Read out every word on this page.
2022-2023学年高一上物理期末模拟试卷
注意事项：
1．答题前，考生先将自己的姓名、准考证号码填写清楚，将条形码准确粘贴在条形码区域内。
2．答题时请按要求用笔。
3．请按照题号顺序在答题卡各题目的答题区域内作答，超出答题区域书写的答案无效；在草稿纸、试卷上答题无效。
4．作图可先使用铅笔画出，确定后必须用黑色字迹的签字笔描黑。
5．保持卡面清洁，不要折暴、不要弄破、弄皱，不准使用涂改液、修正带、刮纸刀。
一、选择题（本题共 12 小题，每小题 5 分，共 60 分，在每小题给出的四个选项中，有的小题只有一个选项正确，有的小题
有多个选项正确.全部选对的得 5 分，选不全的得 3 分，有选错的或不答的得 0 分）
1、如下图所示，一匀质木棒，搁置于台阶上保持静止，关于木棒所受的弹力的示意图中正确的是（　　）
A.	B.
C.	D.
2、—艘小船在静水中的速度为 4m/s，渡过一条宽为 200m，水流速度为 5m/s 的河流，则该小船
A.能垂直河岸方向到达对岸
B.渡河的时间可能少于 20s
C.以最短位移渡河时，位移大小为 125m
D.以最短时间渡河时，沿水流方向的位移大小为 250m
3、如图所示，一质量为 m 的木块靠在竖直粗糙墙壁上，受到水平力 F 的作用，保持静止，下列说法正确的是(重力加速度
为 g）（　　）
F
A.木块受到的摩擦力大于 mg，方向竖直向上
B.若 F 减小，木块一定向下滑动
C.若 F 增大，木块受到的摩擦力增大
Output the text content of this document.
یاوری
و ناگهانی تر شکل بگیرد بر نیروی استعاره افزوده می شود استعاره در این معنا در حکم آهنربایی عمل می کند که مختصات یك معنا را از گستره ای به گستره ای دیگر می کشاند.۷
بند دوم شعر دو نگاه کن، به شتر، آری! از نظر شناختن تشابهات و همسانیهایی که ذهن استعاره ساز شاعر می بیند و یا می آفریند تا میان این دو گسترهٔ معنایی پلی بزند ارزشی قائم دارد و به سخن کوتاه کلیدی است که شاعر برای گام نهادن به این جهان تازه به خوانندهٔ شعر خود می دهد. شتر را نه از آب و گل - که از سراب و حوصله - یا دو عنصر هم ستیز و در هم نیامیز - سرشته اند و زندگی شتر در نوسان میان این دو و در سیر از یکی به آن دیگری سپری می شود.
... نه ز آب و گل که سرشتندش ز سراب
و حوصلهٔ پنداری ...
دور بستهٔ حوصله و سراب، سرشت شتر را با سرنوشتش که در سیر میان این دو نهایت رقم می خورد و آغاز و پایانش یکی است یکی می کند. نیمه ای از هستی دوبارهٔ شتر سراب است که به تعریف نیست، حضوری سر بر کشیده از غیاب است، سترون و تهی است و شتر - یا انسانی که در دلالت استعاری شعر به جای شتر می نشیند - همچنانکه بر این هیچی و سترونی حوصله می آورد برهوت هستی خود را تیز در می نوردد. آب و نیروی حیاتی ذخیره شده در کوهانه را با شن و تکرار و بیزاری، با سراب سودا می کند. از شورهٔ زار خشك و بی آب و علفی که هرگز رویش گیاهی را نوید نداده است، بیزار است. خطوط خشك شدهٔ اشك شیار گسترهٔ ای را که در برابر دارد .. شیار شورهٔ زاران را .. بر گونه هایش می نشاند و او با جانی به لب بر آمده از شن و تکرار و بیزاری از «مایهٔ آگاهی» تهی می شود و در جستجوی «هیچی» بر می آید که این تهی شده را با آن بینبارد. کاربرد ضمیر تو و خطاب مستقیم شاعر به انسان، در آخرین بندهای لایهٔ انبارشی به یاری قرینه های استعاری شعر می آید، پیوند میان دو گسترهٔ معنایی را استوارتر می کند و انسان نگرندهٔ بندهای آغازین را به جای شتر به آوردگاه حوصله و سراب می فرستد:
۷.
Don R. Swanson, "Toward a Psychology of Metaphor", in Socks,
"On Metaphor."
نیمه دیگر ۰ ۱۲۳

================================

Extract the data exactly as given.

*WRITTEN RESPONSE*:
Read out every word on this page.
2022-2023学年高一上物理期末模拟试卷
注意事项：
1．答题前，考生先将自己的姓名、准考证号码填写清楚，将条形码准确粘贴在条形码区域内。
2．答题时请按要求用笔。
3．请按照题号顺序在答题卡各题目的答题区域内作答，超出答题区域书写的答案无效；在草稿纸、试卷上答题无效。
4．作图可先使用铅笔画出，确定后必须用黑色字迹的签字笔描黑。
5．保持卡面清洁，不要折暴、不要弄破、弄皱，不准使用涂改液、修正带、刮纸刀。
一、选择题（本题共 12 小题，每小题 5 分，共 60 分，在每小题给出的四个选项中，有的小题只有一个选项正确，有的小题
有多个选项正确.全部选对的得 5 分，选不全的得 3 分，有选错的或不答的得 0 分）
1、如下图所示，一匀质木棒，搁置于台阶上保持静止，关于木棒所受的弹力的示意图中正确的是（　　）
A.	B.
C.	D.
2、—艘小船在静水中的速度为 4m/s，渡过一条宽为 200m，水流速度为 5m/s 的河流，则该小船
A.能垂直河岸方向到达对岸
B.渡河的时间可能少于 20s
C.以最短位移渡河时，位移大小为 125m
D.以最短时间渡河时，沿水流方向的位移大小为 250m
3、如图所示，一质量为 m 的木块靠在竖直粗糙墙壁上，受到水平力 F 的作用，保持静止，下列说法正确的是(重力加速度
为 g）（　　）
F
A.木块受到的摩擦力大于 mg，方向竖直向上
B.若 F 减小，木块一定向下滑动
C.若 F 增大，木块受到的摩擦力增大
Output the text content of this document.
یاوری
و ناگهانی تر شکل بگیرد بر نیروی استعاره افزوده می شود استعاره در این معنا در حکم آهنربایی عمل می کند که مختصات یك معنا را از گستره ای به گستره ای دیگر می کشاند.۷
بند دوم شعر دو نگاه کن، به شتر، آری! از نظر شناختن تشابهات و همسانیهایی که ذهن استعاره ساز شاعر می بیند و یا می آفریند تا میان این دو گسترهٔ معنایی پلی بزند ارزشی قائم دارد و به سخن کوتاه کلیدی است که شاعر برای گام نهادن به این جهان تازه به خوانندهٔ شعر خود می دهد. شتر را نه از آب و گل - که از سراب و حوصله - یا دو عنصر هم ستیز و در هم نیامیز - سرشته اند و زندگی شتر در نوسان میان این دو و در سیر از یکی به آن دیگری سپری می شود.
... نه ز آب و گل که سرشتندش ز سراب
و حوصلهٔ پنداری ...
دور بستهٔ حوصله و سراب، سرشت شتر را با سرنوشتش که در سیر میان این دو نهایت رقم می خورد و آغاز و پایانش یکی است یکی می کند. نیمه ای از هستی دوبارهٔ شتر سراب است که به تعریف نیست، حضوری سر بر کشیده از غیاب است، سترون و تهی است و شتر - یا انسانی که در دلالت استعاری شعر به جای شتر می نشیند - همچنانکه بر این هیچی و سترونی حوصله می آورد برهوت هستی خود را تیز در می نوردد. آب و نیروی حیاتی ذخیره شده در کوهانه را با شن و تکرار و بیزاری، با سراب سودا می کند. از شورهٔ زار خشك و بی آب و علفی که هرگز رویش گیاهی را نوید نداده است، بیزار است. خطوط خشك شدهٔ اشك شیار گسترهٔ ای را که در برابر دارد .. شیار شورهٔ زاران را .. بر گونه هایش می نشاند و او با جانی به لب بر آمده از شن و تکرار و بیزاری از «مایهٔ آگاهی» تهی می شود و در جستجوی «هیچی» بر می آید که این تهی شده را با آن بینبارد. کاربرد ضمیر تو و خطاب مستقیم شاعر به انسان، در آخرین بندهای لایهٔ انبارشی به یاری قرینه های استعاری شعر می آید، پیوند میان دو گسترهٔ معنایی را استوارتر می کند و انسان نگرندهٔ بندهای آغازین را به جای شتر به آوردگاه حوصله و سراب می فرستد:
۷.
Don R. Swanson, "Toward a Psychology of Metaphor", in Socks,
"On Metaphor."
نیمه دیگر ۰ ۱۲۳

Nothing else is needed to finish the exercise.